(Aim of the exercise)
The records below are to be quoted in full; please keep every word exact.
——
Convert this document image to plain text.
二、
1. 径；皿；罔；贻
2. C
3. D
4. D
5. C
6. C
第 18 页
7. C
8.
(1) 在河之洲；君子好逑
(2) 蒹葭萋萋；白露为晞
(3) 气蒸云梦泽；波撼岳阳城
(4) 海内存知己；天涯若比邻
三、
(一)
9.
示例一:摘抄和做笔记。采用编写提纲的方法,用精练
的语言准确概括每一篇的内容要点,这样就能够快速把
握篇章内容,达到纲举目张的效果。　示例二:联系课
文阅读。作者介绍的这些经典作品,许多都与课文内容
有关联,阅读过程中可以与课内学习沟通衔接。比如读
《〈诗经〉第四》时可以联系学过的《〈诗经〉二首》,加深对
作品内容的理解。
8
——
(Full output)
Convert this document image to plain text.
二、
1. 径；皿；罔；贻
2. C
3. D
4. D
5. C
6. C
第 18 页
7. C
8.
(1) 在河之洲；君子好逑
(2) 蒹葭萋萋；白露为晞
(3) 气蒸云梦泽；波撼岳阳城
(4) 海内存知己；天涯若比邻
三、
(一)
9.
示例一:摘抄和做笔记。采用编写提纲的方法,用精练
的语言准确概括每一篇的内容要点,这样就能够快速把
握篇章内容,达到纲举目张的效果。　示例二:联系课
文阅读。作者介绍的这些经典作品,许多都与课文内容
有关联,阅读过程中可以与课内学习沟通衔接。比如读
《〈诗经〉第四》时可以联系学过的《〈诗经〉二首》,加深对
作品内容的理解。
8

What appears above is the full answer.